- [Exercise description] Reply with one number only, the count of lines holding the string "mxCell".

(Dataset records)
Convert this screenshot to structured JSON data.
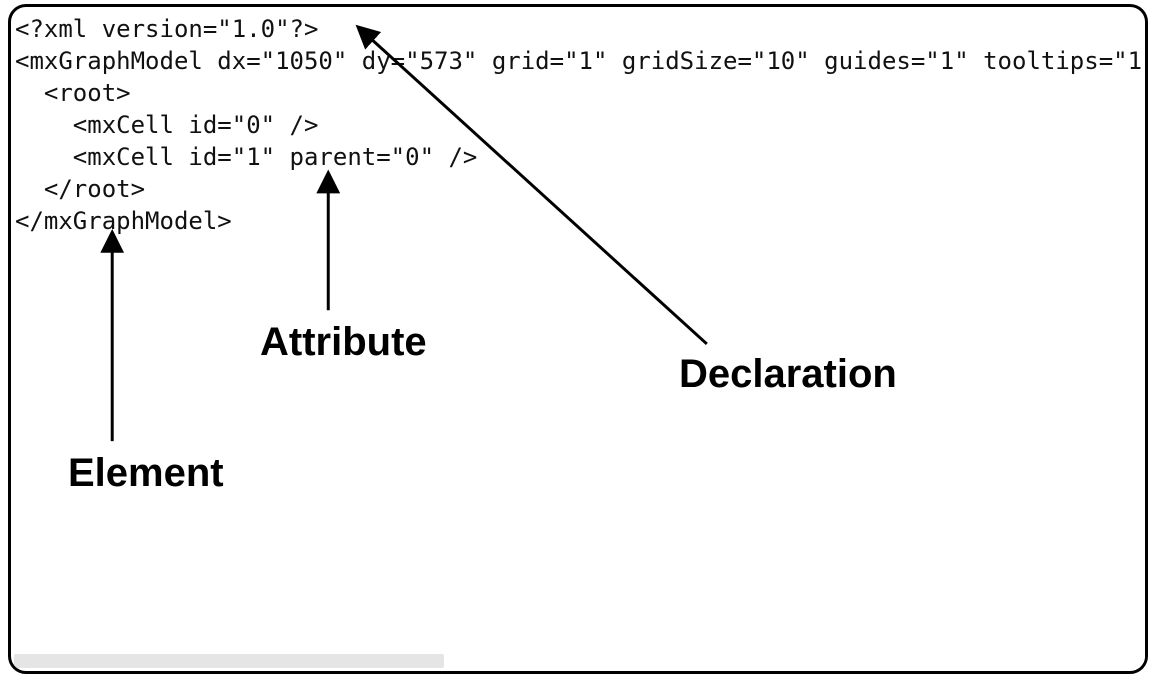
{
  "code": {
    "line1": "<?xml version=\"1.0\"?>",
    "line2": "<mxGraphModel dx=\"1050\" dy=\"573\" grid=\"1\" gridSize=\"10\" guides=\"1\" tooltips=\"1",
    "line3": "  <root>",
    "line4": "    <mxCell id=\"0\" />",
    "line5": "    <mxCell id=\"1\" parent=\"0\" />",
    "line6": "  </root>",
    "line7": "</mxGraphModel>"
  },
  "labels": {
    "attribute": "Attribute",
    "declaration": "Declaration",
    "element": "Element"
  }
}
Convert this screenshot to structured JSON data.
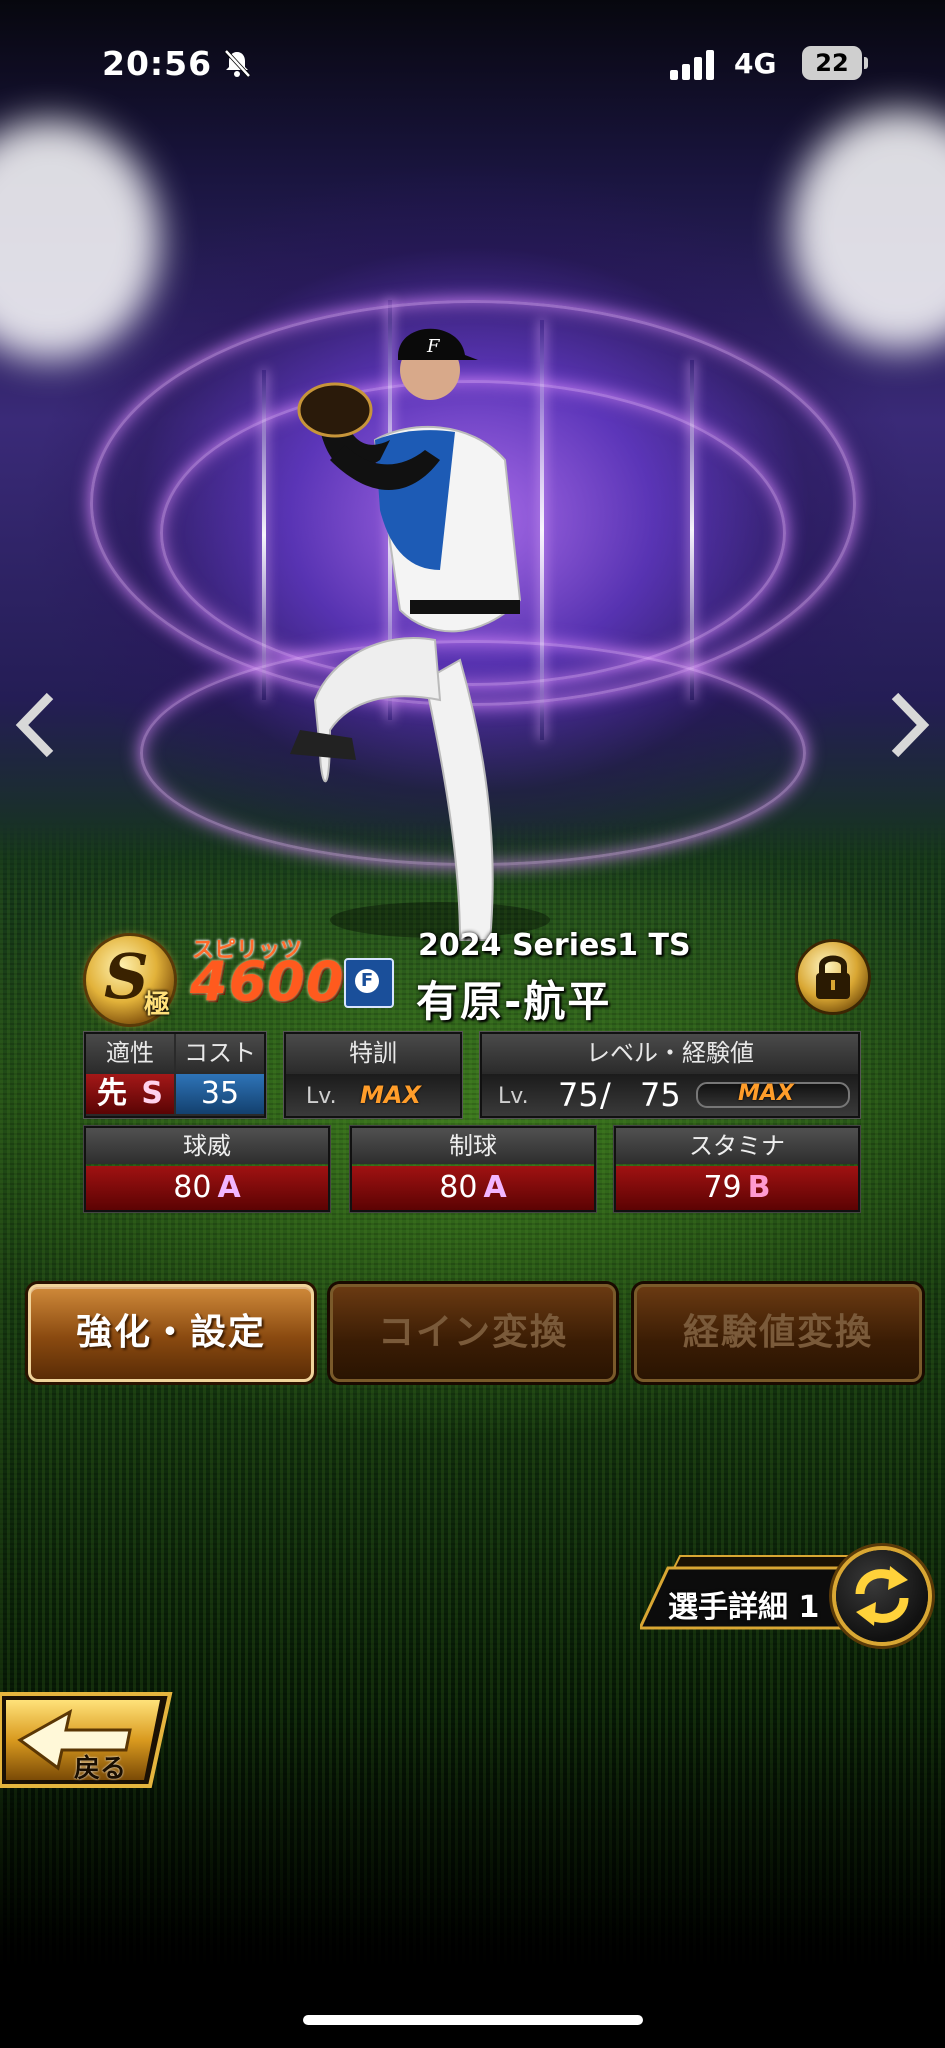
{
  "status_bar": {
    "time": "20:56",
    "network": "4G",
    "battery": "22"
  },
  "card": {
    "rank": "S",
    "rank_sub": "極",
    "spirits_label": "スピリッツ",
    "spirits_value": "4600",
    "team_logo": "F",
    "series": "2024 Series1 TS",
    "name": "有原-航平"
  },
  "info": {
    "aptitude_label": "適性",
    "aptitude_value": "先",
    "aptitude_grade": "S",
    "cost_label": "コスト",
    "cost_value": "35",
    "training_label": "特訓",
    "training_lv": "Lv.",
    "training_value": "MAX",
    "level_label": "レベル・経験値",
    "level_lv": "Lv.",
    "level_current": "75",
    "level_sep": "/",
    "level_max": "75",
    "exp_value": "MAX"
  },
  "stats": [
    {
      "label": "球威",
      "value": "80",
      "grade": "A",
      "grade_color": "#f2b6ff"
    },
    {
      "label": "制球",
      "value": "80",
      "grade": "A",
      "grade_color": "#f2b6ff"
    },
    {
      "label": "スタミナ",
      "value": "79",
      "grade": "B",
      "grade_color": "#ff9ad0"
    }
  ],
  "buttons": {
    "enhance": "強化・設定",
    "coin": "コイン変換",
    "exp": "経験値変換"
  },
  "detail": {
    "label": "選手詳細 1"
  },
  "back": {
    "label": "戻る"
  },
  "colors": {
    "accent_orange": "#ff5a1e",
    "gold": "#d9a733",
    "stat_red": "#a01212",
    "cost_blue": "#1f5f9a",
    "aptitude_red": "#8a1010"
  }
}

- [Finished exercise] 2